WHAT YOU SHOULD DO:
Using the records that follow, copy every line containing the word "JSON".

Records:
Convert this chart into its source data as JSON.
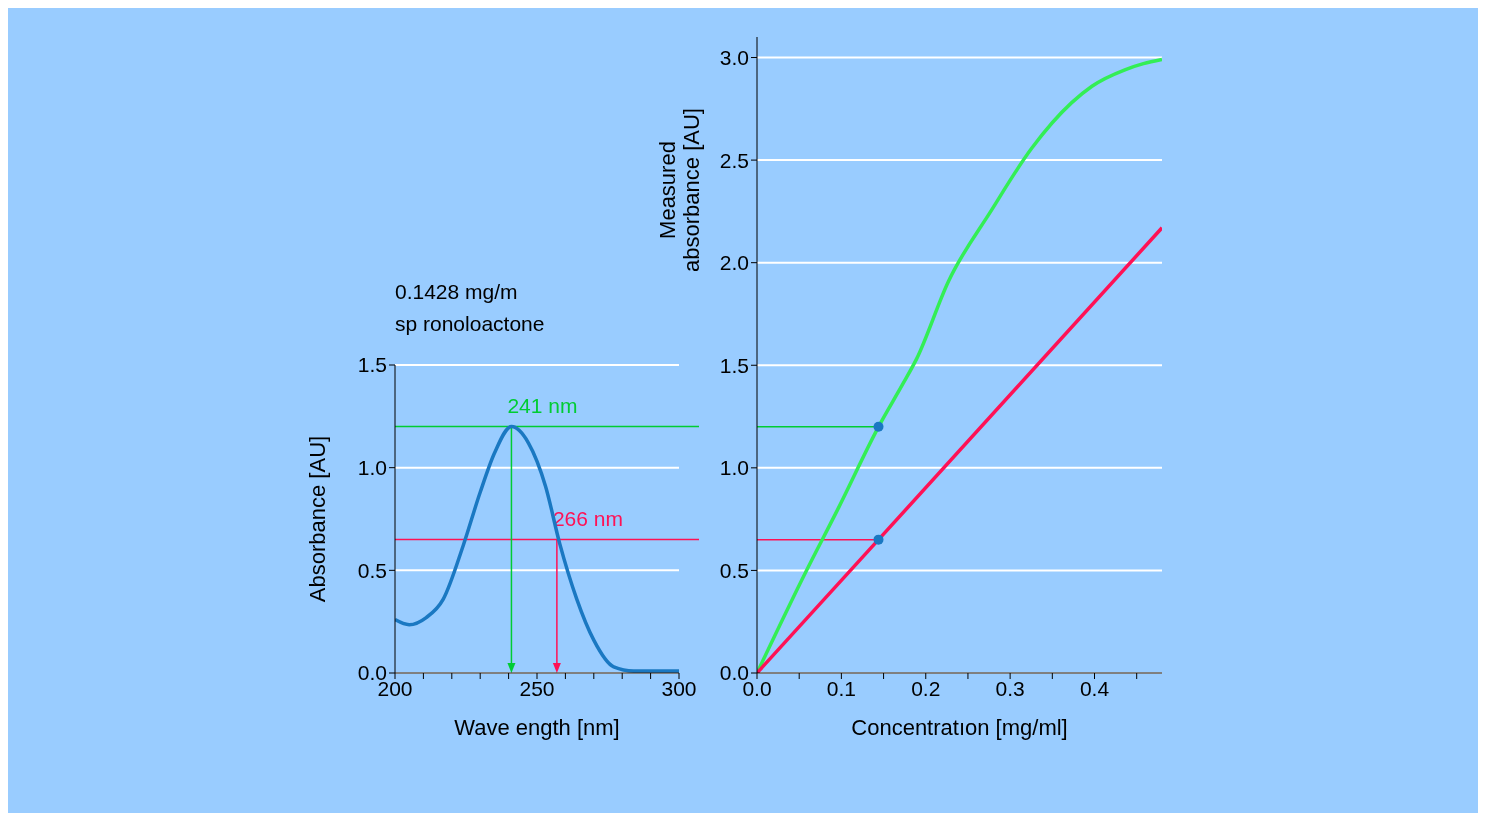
{
  "chart_data": [
    {
      "type": "line",
      "title": "0.1428 mg/m",
      "subtitle": "sp ronoloactone",
      "xlabel": "Wave ength [nm]",
      "ylabel": "Absorbance [AU]",
      "xlim": [
        200,
        300
      ],
      "xticks": [
        200,
        {
          "value": 210,
          "label": null
        },
        {
          "value": 220,
          "label": null
        },
        {
          "value": 230,
          "label": null
        },
        {
          "value": 240,
          "label": null
        },
        250,
        {
          "value": 260,
          "label": null
        },
        {
          "value": 270,
          "label": null
        },
        {
          "value": 280,
          "label": null
        },
        {
          "value": 290,
          "label": null
        },
        300
      ],
      "ylim": [
        0,
        1.5
      ],
      "yticks": [
        {
          "value": 0,
          "label": "0.0"
        },
        0.5,
        {
          "value": 1,
          "label": "1.0"
        },
        1.5
      ],
      "grid": "y",
      "marker": "none",
      "series": [
        {
          "color": "#1a78c2",
          "x": [
            200,
            205,
            211,
            217,
            224,
            230,
            235,
            241,
            247,
            253,
            258,
            264,
            270,
            277,
            284,
            300
          ],
          "values": [
            0.26,
            0.235,
            0.27,
            0.36,
            0.62,
            0.88,
            1.07,
            1.2,
            1.12,
            0.91,
            0.63,
            0.36,
            0.16,
            0.03,
            0.01,
            0.01
          ]
        }
      ],
      "ref_lines": [
        {
          "axis": "y",
          "value": 1.2,
          "label": "241 nm",
          "color": "#00cc33"
        },
        {
          "axis": "y",
          "value": 0.65,
          "label": "266 nm",
          "color": "#ff1155"
        },
        {
          "axis": "x",
          "value": 241,
          "color": "#00cc33"
        },
        {
          "axis": "x",
          "value": 257,
          "color": "#ff1155"
        }
      ]
    },
    {
      "type": "line",
      "xlabel": "Concentratıon [mg/ml]",
      "ylabel": "Measured\nabsorbance [AU]",
      "xlim": [
        0,
        0.48
      ],
      "xticks": [
        {
          "value": 0,
          "label": "0.0"
        },
        {
          "value": 0.05,
          "label": null
        },
        0.1,
        {
          "value": 0.15,
          "label": null
        },
        0.2,
        {
          "value": 0.25,
          "label": null
        },
        0.3,
        {
          "value": 0.35,
          "label": null
        },
        0.4,
        {
          "value": 0.45,
          "label": null
        }
      ],
      "ylim": [
        0,
        3.1
      ],
      "yticks": [
        {
          "value": 0,
          "label": "0.0"
        },
        0.5,
        {
          "value": 1,
          "label": "1.0"
        },
        1.5,
        {
          "value": 2,
          "label": "2.0"
        },
        2.5,
        {
          "value": 3,
          "label": "3.0"
        }
      ],
      "grid": "y",
      "marker": "none",
      "series": [
        {
          "color": "#33ee55",
          "x": [
            0,
            0.0575,
            0.096,
            0.144,
            0.173,
            0.189,
            0.227,
            0.277,
            0.326,
            0.373,
            0.397,
            0.436,
            0.458,
            0.48
          ],
          "values": [
            0,
            0.49,
            0.8,
            1.2,
            1.41,
            1.53,
            1.91,
            2.25,
            2.56,
            2.78,
            2.86,
            2.94,
            2.97,
            2.99
          ]
        },
        {
          "color": "#ff1155",
          "x": [
            0,
            0.144,
            0.48
          ],
          "values": [
            0,
            0.65,
            2.17
          ]
        },
        {
          "type": "scatter",
          "color": "#1a78c2",
          "marker": "circle",
          "x": [
            0.144,
            0.144
          ],
          "values": [
            1.2,
            0.65
          ]
        }
      ],
      "ref_lines": [
        {
          "axis": "y",
          "value": 1.2,
          "color": "#00cc33"
        },
        {
          "axis": "y",
          "value": 0.65,
          "color": "#ff1155"
        }
      ]
    }
  ]
}
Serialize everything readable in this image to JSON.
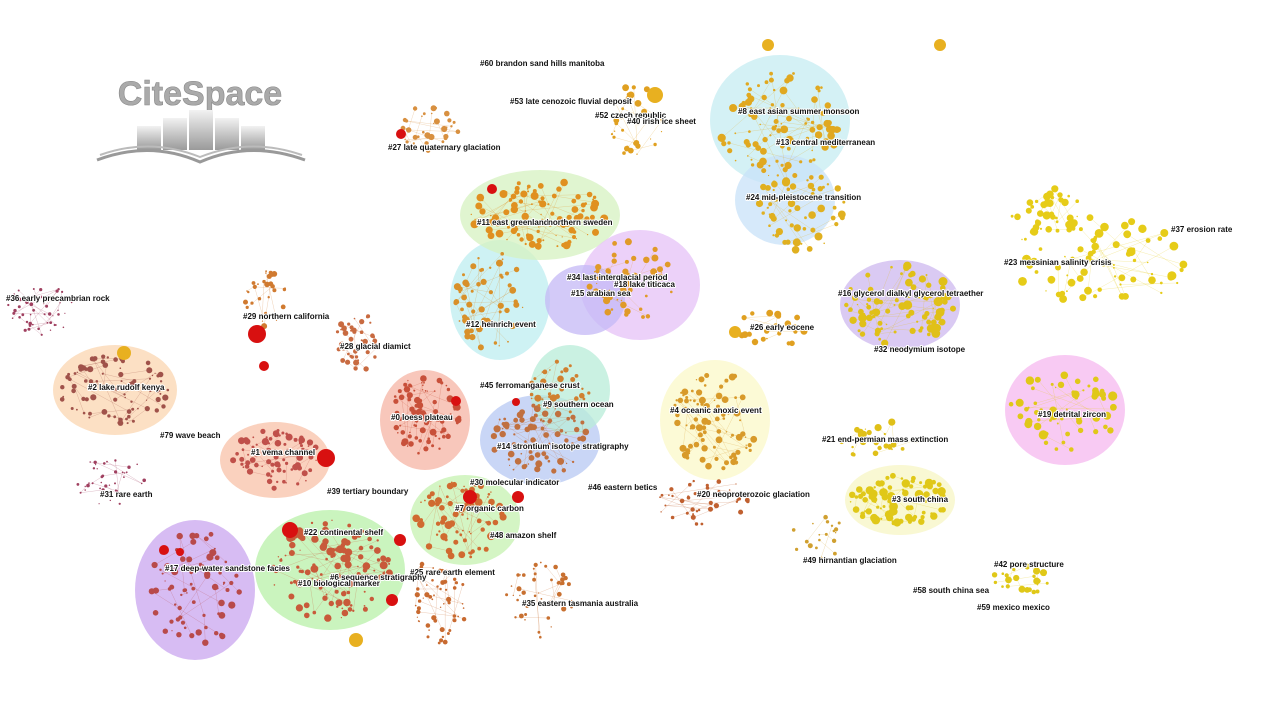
{
  "logo": {
    "title": "CiteSpace"
  },
  "clusters": [
    "#60 brandon sand hills manitoba",
    "#53 late cenozoic fluvial deposit",
    "#52 czech republic",
    "#40 irish ice sheet",
    "#8 east asian summer monsoon",
    "#13 central mediterranean",
    "#27 late quaternary glaciation",
    "#24 mid-pleistocene transition",
    "#11 east greenland",
    "northern sweden",
    "#37 erosion rate",
    "#34 last interglacial period",
    "#18 lake titicaca",
    "#15 arabian sea",
    "#23 messinian salinity crisis",
    "#16 glycerol dialkyl glycerol tetraether",
    "#36 early precambrian rock",
    "#29 northern california",
    "#12 heinrich event",
    "#26 early eocene",
    "#28 glacial diamict",
    "#32 neodymium isotope",
    "#2 lake rudolf kenya",
    "#45 ferromanganese crust",
    "#9 southern ocean",
    "#4 oceanic anoxic event",
    "#0 loess plateau",
    "#19 detrital zircon",
    "#79 wave beach",
    "#21 end-permian mass extinction",
    "#14 strontium isotope stratigraphy",
    "#1 vema channel",
    "#30 molecular indicator",
    "#46 eastern betics",
    "#31 rare earth",
    "#39 tertiary boundary",
    "#20 neoproterozoic glaciation",
    "#3 south china",
    "#7 organic carbon",
    "#22 continental shelf",
    "#48 amazon shelf",
    "#49 hirnantian glaciation",
    "#42 pore structure",
    "#17 deep-water sandstone facies",
    "#25 rare earth element",
    "#6 sequence stratigraphy",
    "#10 biological marker",
    "#58 south china sea",
    "#35 eastern tasmania australia",
    "#59 mexico mexico"
  ]
}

FULL OUTPUT:
Convert this chart into its source data as JSON.
Serialize everything readable in this image to JSON.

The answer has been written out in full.